_Stored data:_
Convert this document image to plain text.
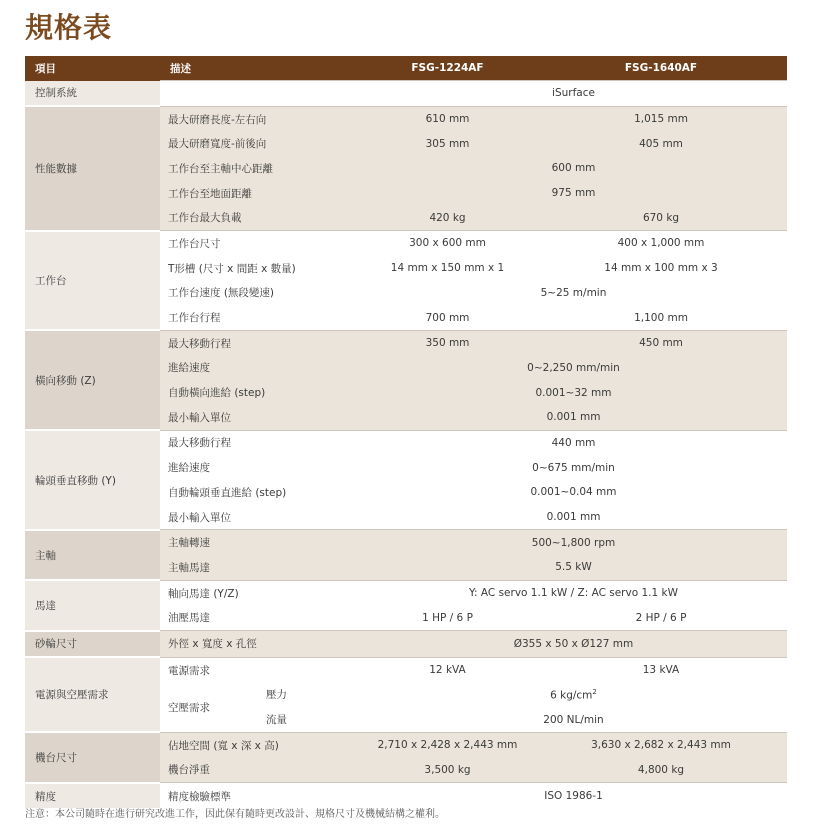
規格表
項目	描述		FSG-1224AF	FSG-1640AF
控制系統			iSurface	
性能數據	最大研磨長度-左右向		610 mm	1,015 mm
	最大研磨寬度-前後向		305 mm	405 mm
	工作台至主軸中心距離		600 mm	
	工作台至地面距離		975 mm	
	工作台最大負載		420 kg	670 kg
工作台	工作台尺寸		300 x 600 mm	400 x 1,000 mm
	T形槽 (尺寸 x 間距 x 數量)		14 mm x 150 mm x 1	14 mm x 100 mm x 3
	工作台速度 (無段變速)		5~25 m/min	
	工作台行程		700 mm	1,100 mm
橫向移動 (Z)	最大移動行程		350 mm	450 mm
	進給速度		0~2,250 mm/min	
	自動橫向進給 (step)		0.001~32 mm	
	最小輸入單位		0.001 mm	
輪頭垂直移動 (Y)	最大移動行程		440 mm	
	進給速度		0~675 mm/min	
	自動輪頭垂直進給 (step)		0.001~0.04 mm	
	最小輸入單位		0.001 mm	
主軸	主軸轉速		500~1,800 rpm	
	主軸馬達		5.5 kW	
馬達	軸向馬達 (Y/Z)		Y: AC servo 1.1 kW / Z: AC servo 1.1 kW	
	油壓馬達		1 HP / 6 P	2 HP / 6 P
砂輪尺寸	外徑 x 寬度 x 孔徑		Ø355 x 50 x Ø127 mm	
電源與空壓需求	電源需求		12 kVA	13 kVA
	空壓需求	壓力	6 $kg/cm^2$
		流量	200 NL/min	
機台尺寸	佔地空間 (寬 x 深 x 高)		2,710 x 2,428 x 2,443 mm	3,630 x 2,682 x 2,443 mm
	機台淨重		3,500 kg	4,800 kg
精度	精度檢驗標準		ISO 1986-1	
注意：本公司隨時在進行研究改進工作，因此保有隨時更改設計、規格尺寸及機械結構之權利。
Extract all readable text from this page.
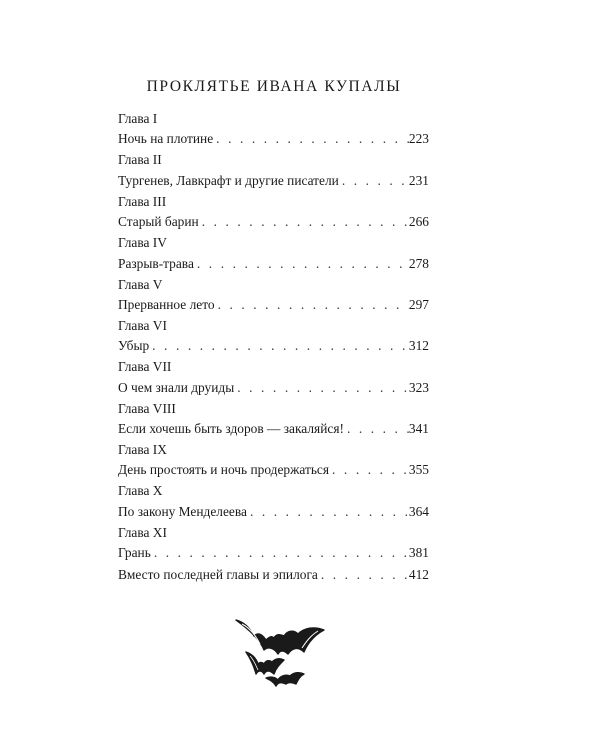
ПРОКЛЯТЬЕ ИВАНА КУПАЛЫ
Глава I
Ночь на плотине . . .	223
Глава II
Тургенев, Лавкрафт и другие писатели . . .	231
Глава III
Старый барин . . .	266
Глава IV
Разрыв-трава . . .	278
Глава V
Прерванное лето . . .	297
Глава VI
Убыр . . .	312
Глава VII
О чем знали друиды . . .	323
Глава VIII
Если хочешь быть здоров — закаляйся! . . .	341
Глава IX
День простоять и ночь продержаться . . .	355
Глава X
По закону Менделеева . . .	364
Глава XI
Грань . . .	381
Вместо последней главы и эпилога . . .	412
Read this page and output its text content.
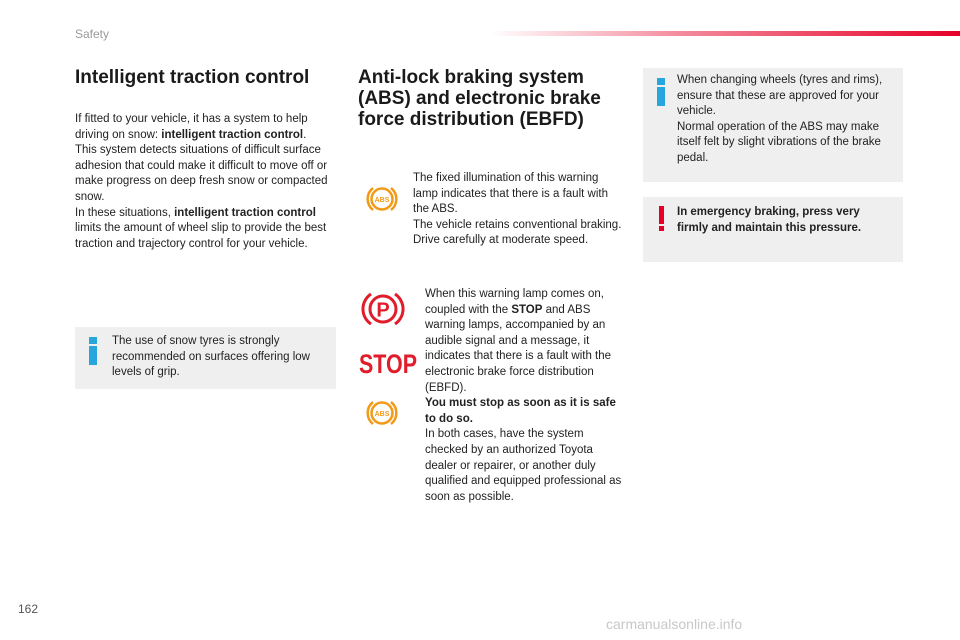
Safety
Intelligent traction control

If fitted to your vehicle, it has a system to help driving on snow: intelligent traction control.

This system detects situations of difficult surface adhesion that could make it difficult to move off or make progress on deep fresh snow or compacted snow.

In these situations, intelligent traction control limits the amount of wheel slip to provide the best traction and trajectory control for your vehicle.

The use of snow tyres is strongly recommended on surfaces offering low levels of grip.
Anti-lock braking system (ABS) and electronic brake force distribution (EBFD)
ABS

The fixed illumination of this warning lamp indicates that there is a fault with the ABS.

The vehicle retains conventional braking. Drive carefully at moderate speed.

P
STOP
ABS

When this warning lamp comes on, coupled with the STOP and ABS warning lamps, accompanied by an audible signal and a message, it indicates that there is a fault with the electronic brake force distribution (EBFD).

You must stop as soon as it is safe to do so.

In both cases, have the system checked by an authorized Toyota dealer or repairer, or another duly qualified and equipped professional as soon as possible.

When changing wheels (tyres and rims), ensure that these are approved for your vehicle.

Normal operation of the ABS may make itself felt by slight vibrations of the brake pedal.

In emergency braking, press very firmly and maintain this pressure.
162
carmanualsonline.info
--
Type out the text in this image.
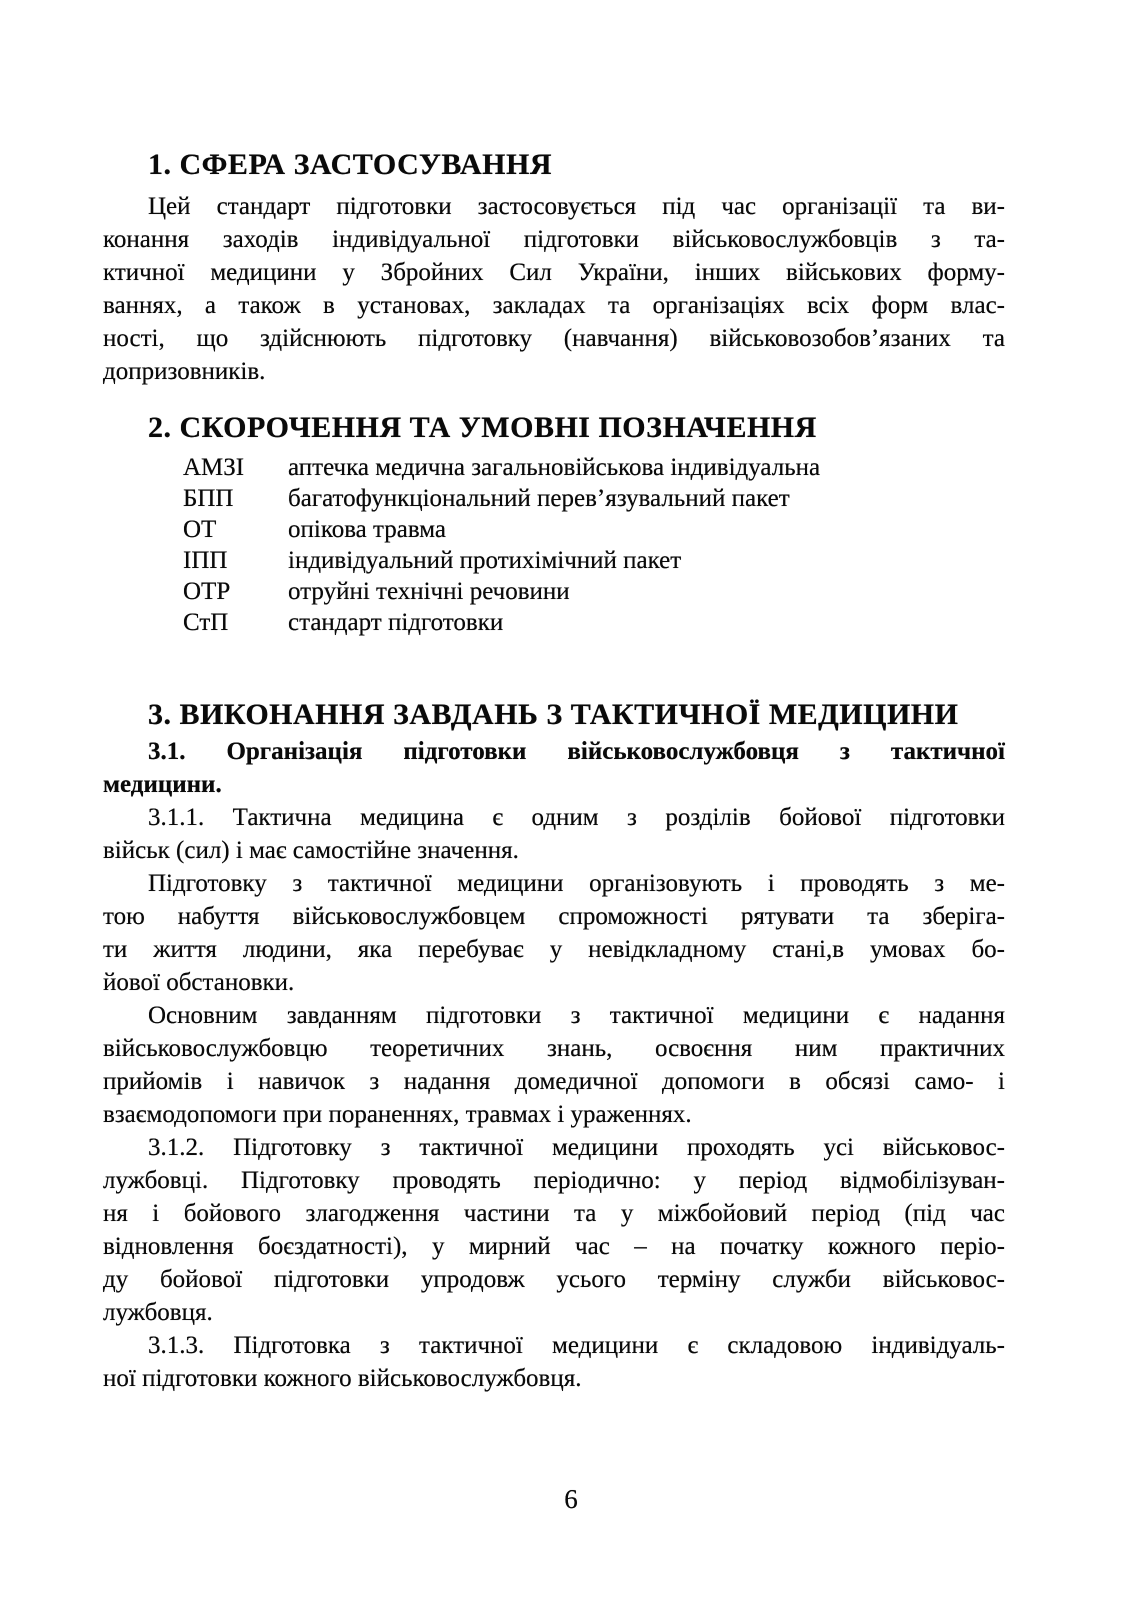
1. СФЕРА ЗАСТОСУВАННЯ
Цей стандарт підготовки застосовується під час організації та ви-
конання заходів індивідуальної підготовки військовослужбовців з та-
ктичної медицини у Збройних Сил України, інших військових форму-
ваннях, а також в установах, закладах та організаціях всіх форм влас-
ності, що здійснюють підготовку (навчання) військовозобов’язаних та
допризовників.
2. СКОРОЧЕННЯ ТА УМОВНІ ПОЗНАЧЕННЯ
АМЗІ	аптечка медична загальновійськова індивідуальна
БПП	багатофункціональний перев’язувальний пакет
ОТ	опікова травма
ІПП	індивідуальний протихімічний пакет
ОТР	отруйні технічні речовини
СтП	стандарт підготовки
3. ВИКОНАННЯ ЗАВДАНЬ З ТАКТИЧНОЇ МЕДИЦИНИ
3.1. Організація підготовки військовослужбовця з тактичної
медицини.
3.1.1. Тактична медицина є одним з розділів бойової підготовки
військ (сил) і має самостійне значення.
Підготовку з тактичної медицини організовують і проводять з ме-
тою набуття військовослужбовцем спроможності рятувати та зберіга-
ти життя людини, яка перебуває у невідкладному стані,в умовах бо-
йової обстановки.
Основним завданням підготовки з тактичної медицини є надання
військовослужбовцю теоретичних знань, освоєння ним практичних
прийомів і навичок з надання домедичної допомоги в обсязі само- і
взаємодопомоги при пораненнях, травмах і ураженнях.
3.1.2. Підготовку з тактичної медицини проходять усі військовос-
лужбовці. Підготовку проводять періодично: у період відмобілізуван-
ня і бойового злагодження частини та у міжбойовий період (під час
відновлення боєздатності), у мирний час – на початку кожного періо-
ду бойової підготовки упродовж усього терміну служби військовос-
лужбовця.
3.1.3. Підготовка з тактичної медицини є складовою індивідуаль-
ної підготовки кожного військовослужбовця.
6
* * *
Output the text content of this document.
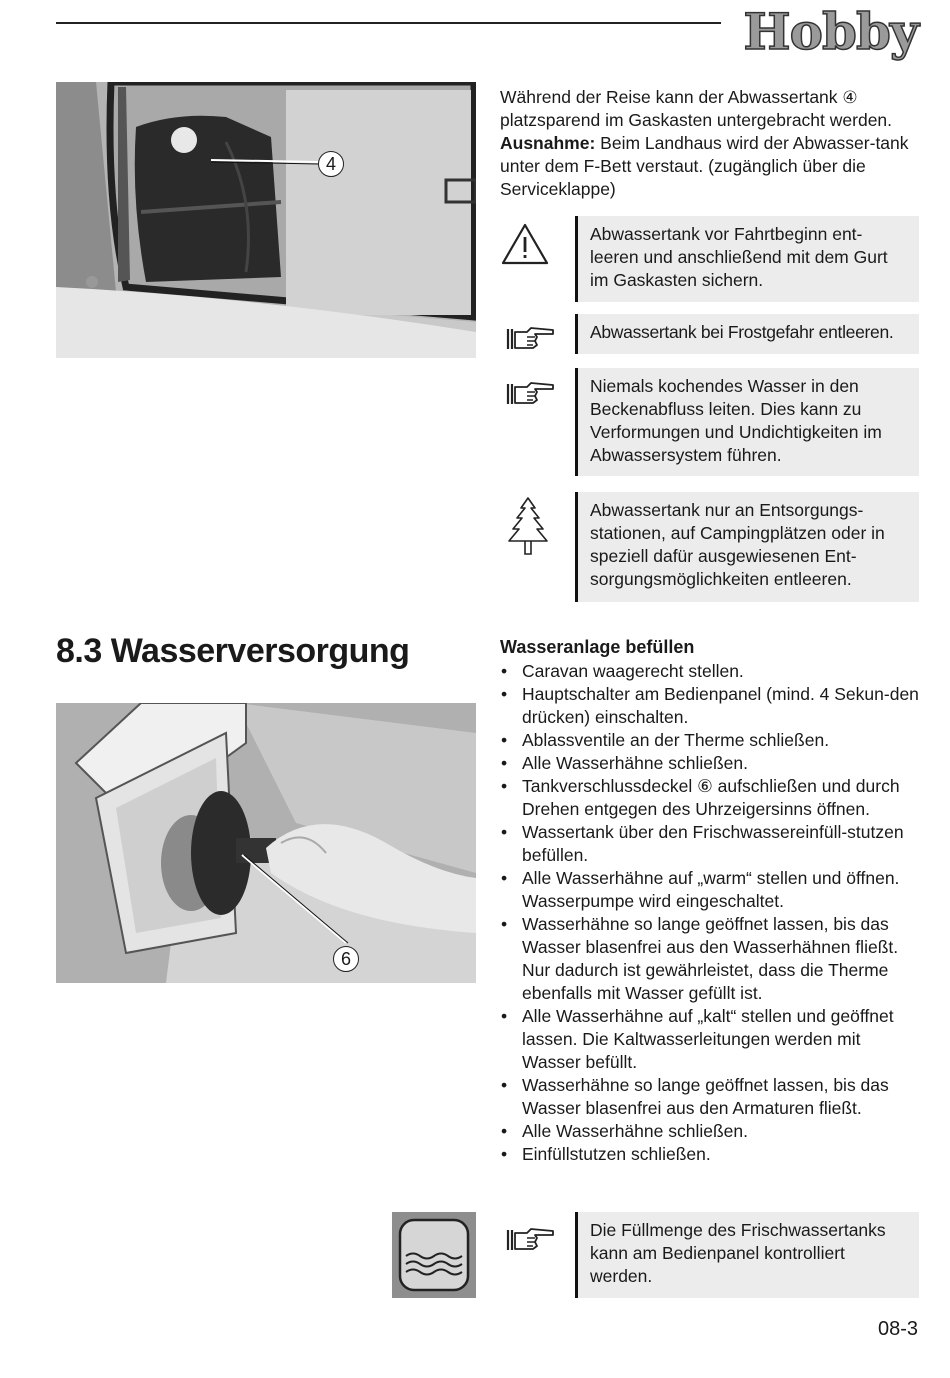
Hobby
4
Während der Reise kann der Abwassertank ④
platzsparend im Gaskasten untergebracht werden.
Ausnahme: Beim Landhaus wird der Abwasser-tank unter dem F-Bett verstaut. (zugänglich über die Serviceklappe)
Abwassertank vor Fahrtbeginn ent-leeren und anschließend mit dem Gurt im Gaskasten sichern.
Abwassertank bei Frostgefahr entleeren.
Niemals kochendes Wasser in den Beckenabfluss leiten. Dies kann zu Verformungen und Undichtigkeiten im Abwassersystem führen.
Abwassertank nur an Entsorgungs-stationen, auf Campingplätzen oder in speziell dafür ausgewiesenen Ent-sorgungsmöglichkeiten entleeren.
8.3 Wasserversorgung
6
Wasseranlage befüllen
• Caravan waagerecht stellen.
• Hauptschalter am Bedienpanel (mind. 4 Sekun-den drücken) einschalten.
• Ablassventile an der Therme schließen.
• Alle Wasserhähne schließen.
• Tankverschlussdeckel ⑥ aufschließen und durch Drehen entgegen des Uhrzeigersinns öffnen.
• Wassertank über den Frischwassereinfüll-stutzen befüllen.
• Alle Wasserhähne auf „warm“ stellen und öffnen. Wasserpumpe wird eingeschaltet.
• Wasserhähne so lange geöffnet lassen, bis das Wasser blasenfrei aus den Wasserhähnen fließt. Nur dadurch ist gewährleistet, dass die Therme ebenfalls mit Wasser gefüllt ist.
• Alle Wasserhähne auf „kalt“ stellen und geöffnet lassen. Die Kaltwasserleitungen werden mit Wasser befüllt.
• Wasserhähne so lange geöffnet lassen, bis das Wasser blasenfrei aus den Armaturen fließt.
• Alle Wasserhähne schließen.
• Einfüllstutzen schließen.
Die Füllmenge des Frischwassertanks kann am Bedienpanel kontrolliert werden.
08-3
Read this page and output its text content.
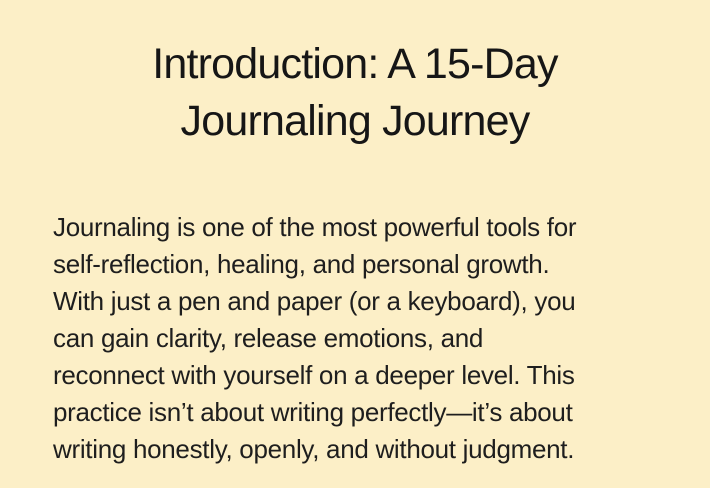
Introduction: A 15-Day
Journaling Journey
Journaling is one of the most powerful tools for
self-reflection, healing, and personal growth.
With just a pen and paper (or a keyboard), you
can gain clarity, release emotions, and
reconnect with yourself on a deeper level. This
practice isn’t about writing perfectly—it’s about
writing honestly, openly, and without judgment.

_Requirement:_ Show every line above in which the word "blasenfrei" occurs.

_Task response:_
• Wasserhähne so lange geöffnet lassen, bis das Wasser blasenfrei aus den Wasserhähnen fließt. Nur dadurch ist gewährleistet, dass die Therme ebenfalls mit Wasser gefüllt ist.
• Wasserhähne so lange geöffnet lassen, bis das Wasser blasenfrei aus den Armaturen fließt.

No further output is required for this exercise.